*WHAT NEEDS TO BE DONE*: Find how many lines in the material contain "BERTRAND"; your answer should be that number alone.

*SUPPLIED MATERIAL*:
————————
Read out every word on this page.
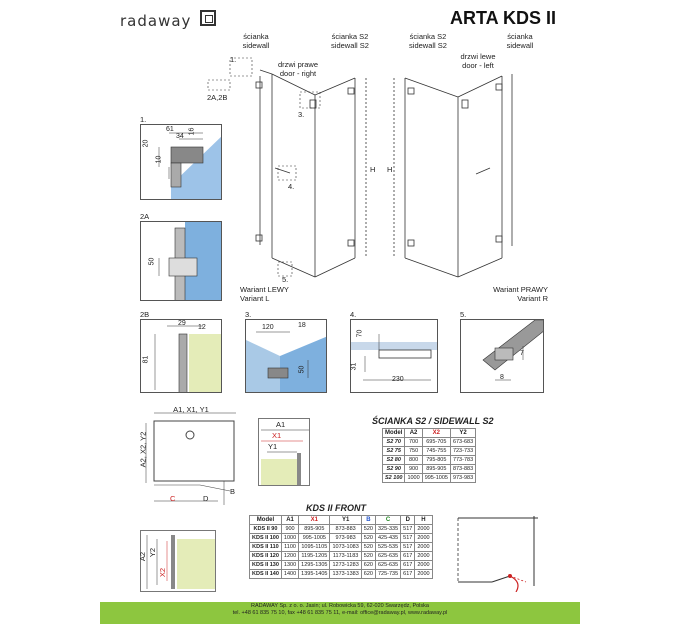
radaway	ARTA KDS II
ścianka
sidewall
drzwi prawe
door - right
ścianka S2
sidewall S2
2A,2B
1.
3.
4.
5.
H
Wariant LEWY
Variant L
ścianka S2
sidewall S2
drzwi lewe
door - left
ścianka
sidewall
H
Wariant PRAWY
Variant R
1.
61
34
16
20
10
2A
50
2B
29
12
81
3.
120	18
50
4.
70
31
230
5.
7
8
A1, X1, Y1
A2, X2, Y2
C	D
B
A1
X1
Y1
ŚCIANKA S2 / SIDEWALL S2
Model	A2	X2	Y2
S2 70	700	695-705	673-683
S2 75	750	745-755	723-733
S2 80	800	795-805	773-783
S2 90	900	895-905	873-883
S2 100	1000	995-1005	973-983
KDS II FRONT
Model	A1	X1	Y1	B	C	D	H
KDS II 90	900	895-905	873-883	520	325-335	517	2000
KDS II 100	1000	995-1005	973-983	520	425-435	517	2000
KDS II 110	1100	1095-1105	1073-1083	520	525-535	517	2000
KDS II 120	1200	1195-1205	1173-1183	520	625-635	617	2000
KDS II 130	1300	1295-1305	1273-1283	620	625-635	617	2000
KDS II 140	1400	1395-1405	1373-1383	620	725-735	617	2000
A2 Y2
X2
RADAWAY Sp. z o. o. Jasin; ul. Robowicka 59, 62-020 Swarzędz, Polska
tel. +48 61 835 75 10, fax +48 61 835 75 11, e-mail: office@radaway.pl, www.radaway.pl
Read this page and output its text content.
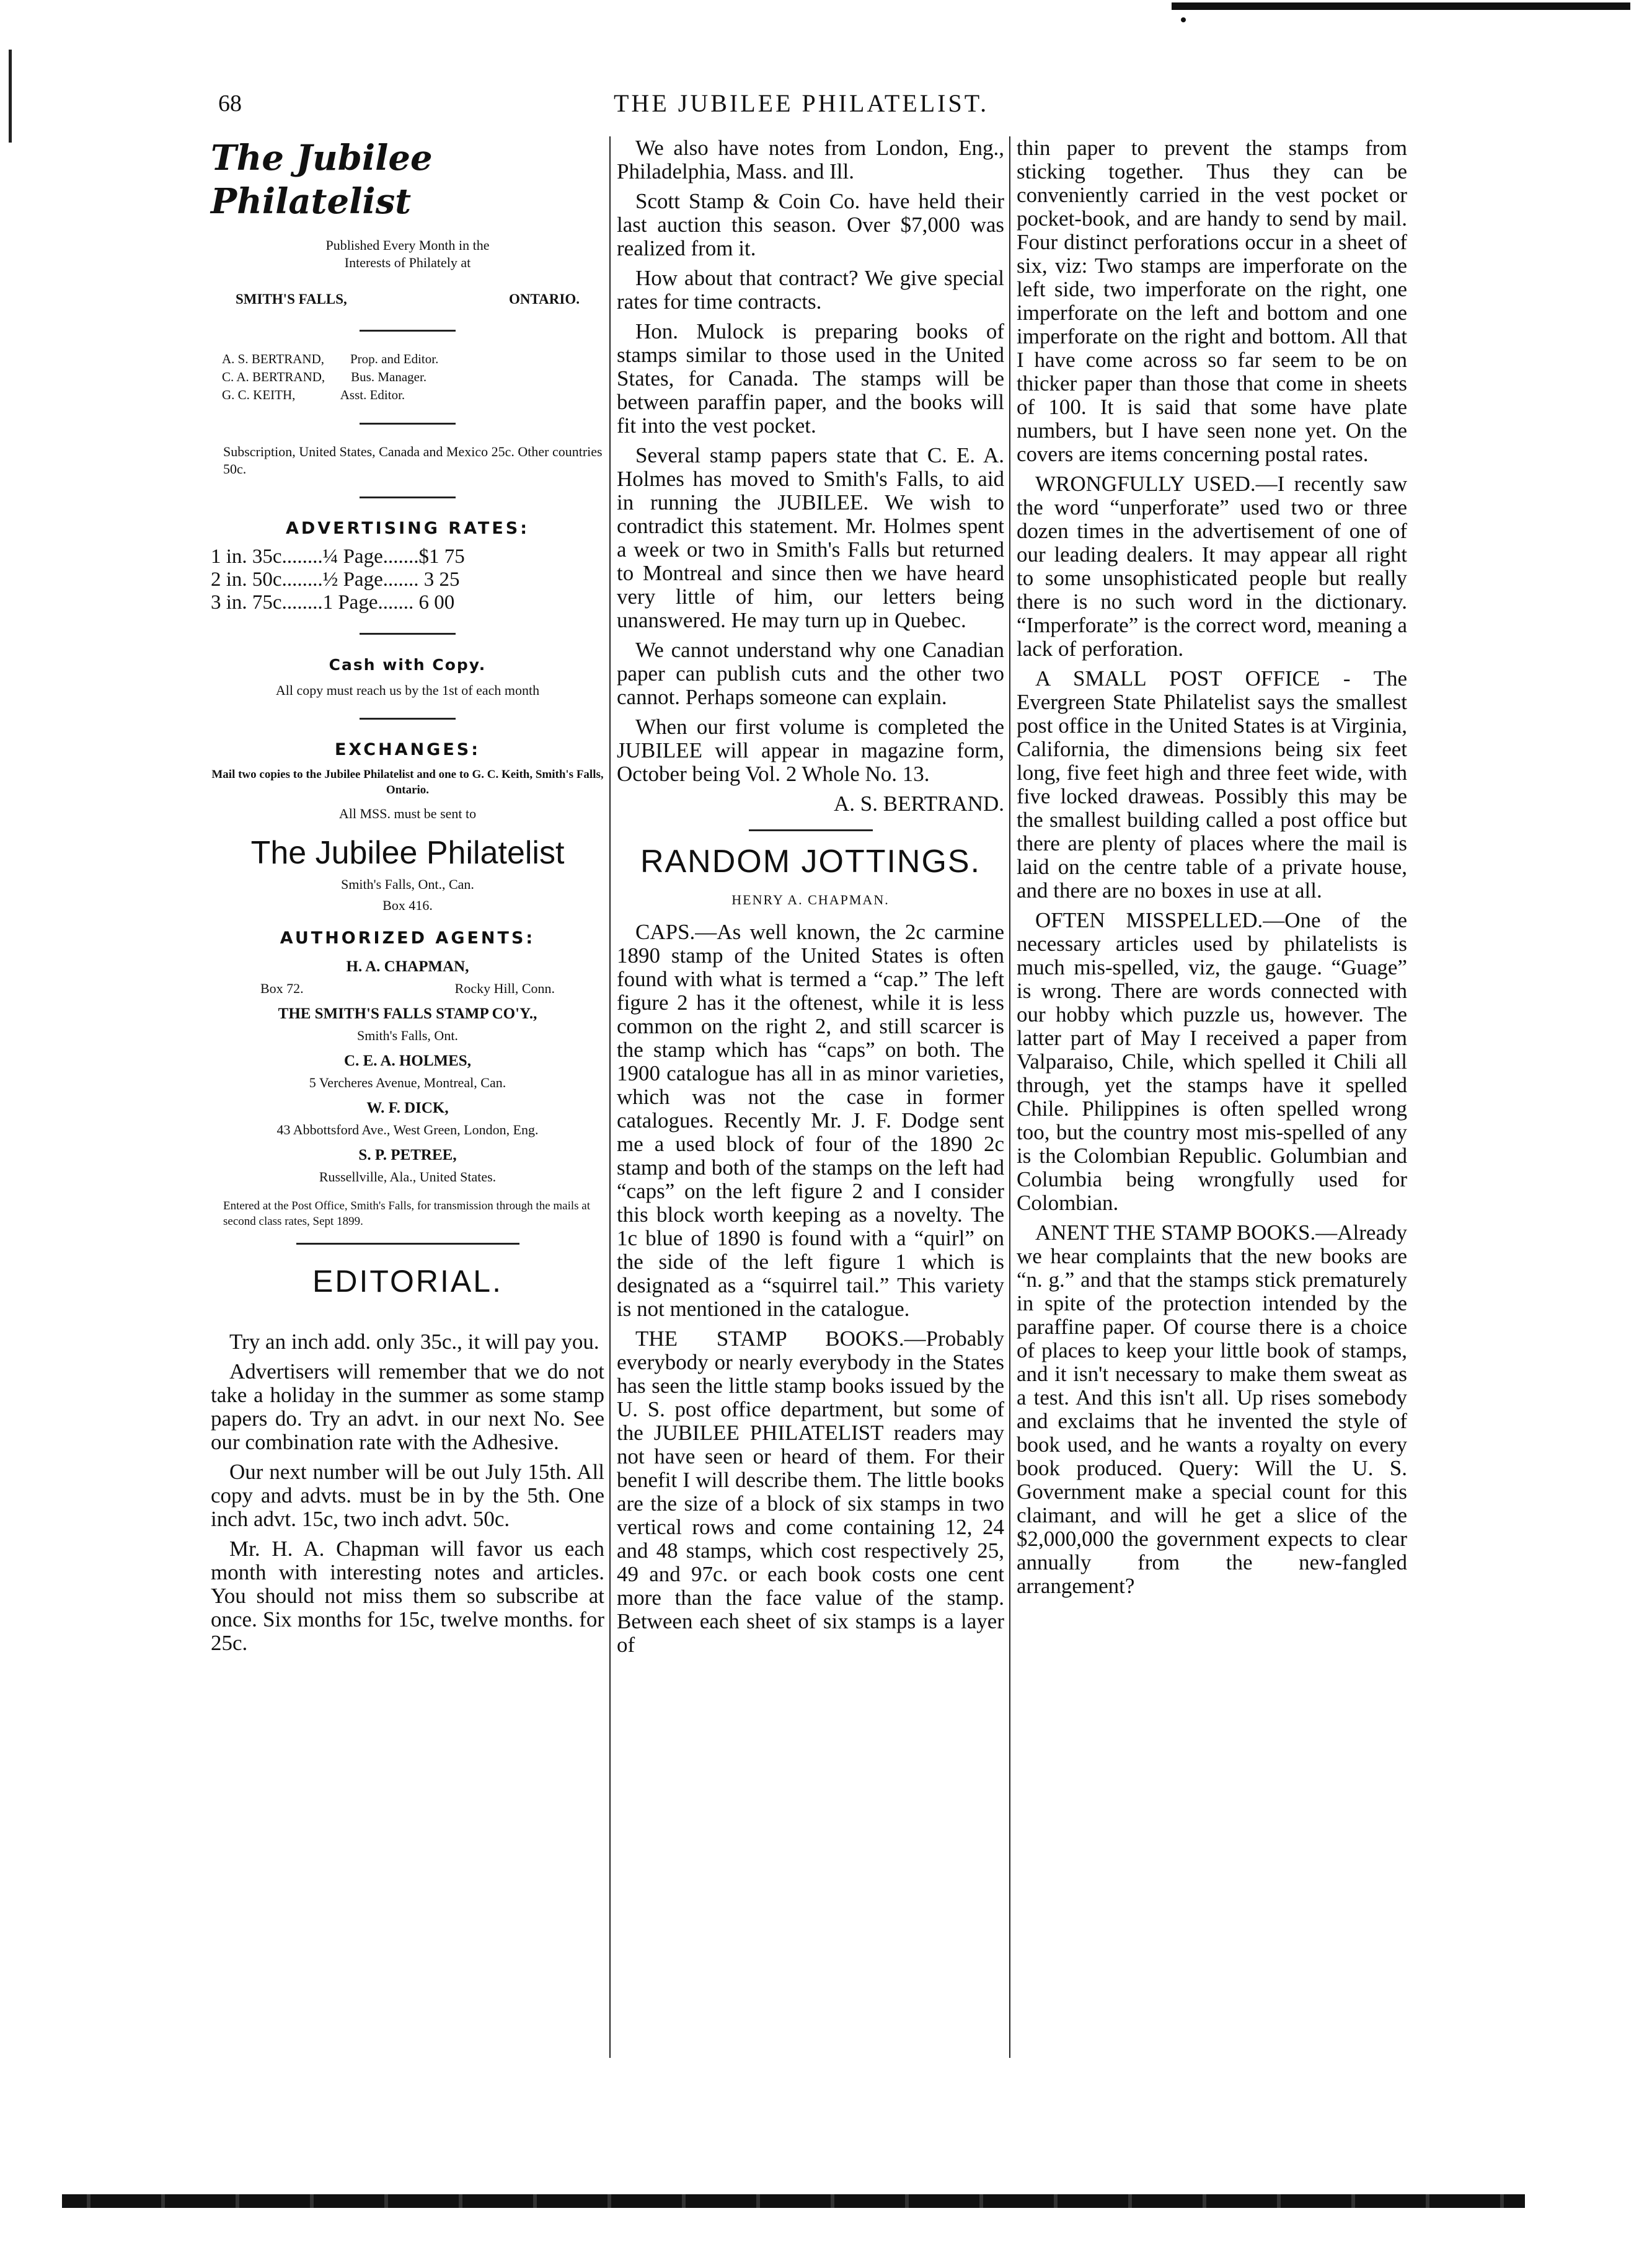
68	THE JUBILEE PHILATELIST.
The Jubilee Philatelist
Published Every Month in the
Interests of Philately at
SMITH'S FALLS,	ONTARIO.
A. S. BERTRAND,        Prop. and Editor.
C. A. BERTRAND,        Bus. Manager.
G. C. KEITH,              Asst. Editor.
Subscription, United States, Canada and Mexico 25c. Other countries 50c.
ADVERTISING RATES:
1 in. 35c........¼ Page.......$1 75
2 in. 50c........½ Page....... 3 25
3 in. 75c........1 Page....... 6 00
Cash with Copy.
All copy must reach us by the 1st of each month
EXCHANGES:
Mail two copies to the Jubilee Philatelist and one to G. C. Keith, Smith's Falls, Ontario.
All MSS. must be sent to
The Jubilee Philatelist
Smith's Falls, Ont., Can.
Box 416.
AUTHORIZED AGENTS:
H. A. CHAPMAN,
Box 72.	Rocky Hill, Conn.
THE SMITH'S FALLS STAMP CO'Y.,
Smith's Falls, Ont.
C. E. A. HOLMES,
5 Vercheres Avenue, Montreal, Can.
W. F. DICK,
43 Abbottsford Ave., West Green, London, Eng.
S. P. PETREE,
Russellville, Ala., United States.
Entered at the Post Office, Smith's Falls, for transmission through the mails at second class rates, Sept 1899.
EDITORIAL.

Try an inch add. only 35c., it will pay you.

Advertisers will remember that we do not take a holiday in the summer as some stamp papers do. Try an advt. in our next No. See our combination rate with the Adhesive.

Our next number will be out July 15th. All copy and advts. must be in by the 5th. One inch advt. 15c, two inch advt. 50c.

Mr. H. A. Chapman will favor us each month with interesting notes and articles. You should not miss them so subscribe at once. Six months for 15c, twelve months. for 25c.

We also have notes from London, Eng., Philadelphia, Mass. and Ill.

Scott Stamp & Coin Co. have held their last auction this season. Over $7,000 was realized from it.

How about that contract? We give special rates for time contracts.

Hon. Mulock is preparing books of stamps similar to those used in the United States, for Canada. The stamps will be between paraffin paper, and the books will fit into the vest pocket.

Several stamp papers state that C. E. A. Holmes has moved to Smith's Falls, to aid in running the JUBILEE. We wish to contradict this statement. Mr. Holmes spent a week or two in Smith's Falls but returned to Montreal and since then we have heard very little of him, our letters being unanswered. He may turn up in Quebec.

We cannot understand why one Canadian paper can publish cuts and the other two cannot. Perhaps someone can explain.

When our first volume is completed the JUBILEE will appear in magazine form, October being Vol. 2 Whole No. 13.

A. S. BERTRAND.
RANDOM JOTTINGS.
HENRY A. CHAPMAN.

CAPS.—As well known, the 2c carmine 1890 stamp of the United States is often found with what is termed a “cap.” The left figure 2 has it the oftenest, while it is less common on the right 2, and still scarcer is the stamp which has “caps” on both. The 1900 catalogue has all in as minor varieties, which was not the case in former catalogues. Recently Mr. J. F. Dodge sent me a used block of four of the 1890 2c stamp and both of the stamps on the left had “caps” on the left figure 2 and I consider this block worth keeping as a novelty. The 1c blue of 1890 is found with a “quirl” on the side of the left figure 1 which is designated as a “squirrel tail.” This variety is not mentioned in the catalogue.

THE STAMP BOOKS.—Probably everybody or nearly everybody in the States has seen the little stamp books issued by the U. S. post office department, but some of the JUBILEE PHILATELIST readers may not have seen or heard of them. For their benefit I will describe them. The little books are the size of a block of six stamps in two vertical rows and come containing 12, 24 and 48 stamps, which cost respectively 25, 49 and 97c. or each book costs one cent more than the face value of the stamp. Between each sheet of six stamps is a layer of

thin paper to prevent the stamps from sticking together. Thus they can be conveniently carried in the vest pocket or pocket-book, and are handy to send by mail. Four distinct perforations occur in a sheet of six, viz: Two stamps are imperforate on the left side, two imperforate on the right, one imperforate on the left and bottom and one imperforate on the right and bottom. All that I have come across so far seem to be on thicker paper than those that come in sheets of 100. It is said that some have plate numbers, but I have seen none yet. On the covers are items concerning postal rates.

WRONGFULLY USED.—I recently saw the word “unperforate” used two or three dozen times in the advertisement of one of our leading dealers. It may appear all right to some unsophisticated people but really there is no such word in the dictionary. “Imperforate” is the correct word, meaning a lack of perforation.

A SMALL POST OFFICE - The Evergreen State Philatelist says the smallest post office in the United States is at Virginia, California, the dimensions being six feet long, five feet high and three feet wide, with five locked draweas. Possibly this may be the smallest building called a post office but there are plenty of places where the mail is laid on the centre table of a private house, and there are no boxes in use at all.

OFTEN MISSPELLED.—One of the necessary articles used by philatelists is much mis-spelled, viz, the gauge. “Guage” is wrong. There are words connected with our hobby which puzzle us, however. The latter part of May I received a paper from Valparaiso, Chile, which spelled it Chili all through, yet the stamps have it spelled Chile. Philippines is often spelled wrong too, but the country most mis-spelled of any is the Colombian Republic. Golumbian and Columbia being wrongfully used for Colombian.

ANENT THE STAMP BOOKS.—Already we hear complaints that the new books are “n. g.” and that the stamps stick prematurely in spite of the protection intended by the paraffine paper. Of course there is a choice of places to keep your little book of stamps, and it isn't necessary to make them sweat as a test. And this isn't all. Up rises somebody and exclaims that he invented the style of book used, and he wants a royalty on every book produced. Query: Will the U. S. Government make a special count for this claimant, and will he get a slice of the $2,000,000 the government expects to clear annually from the new-fangled arrangement?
————————
*ANSWER TO THIS EXERCISE*: 3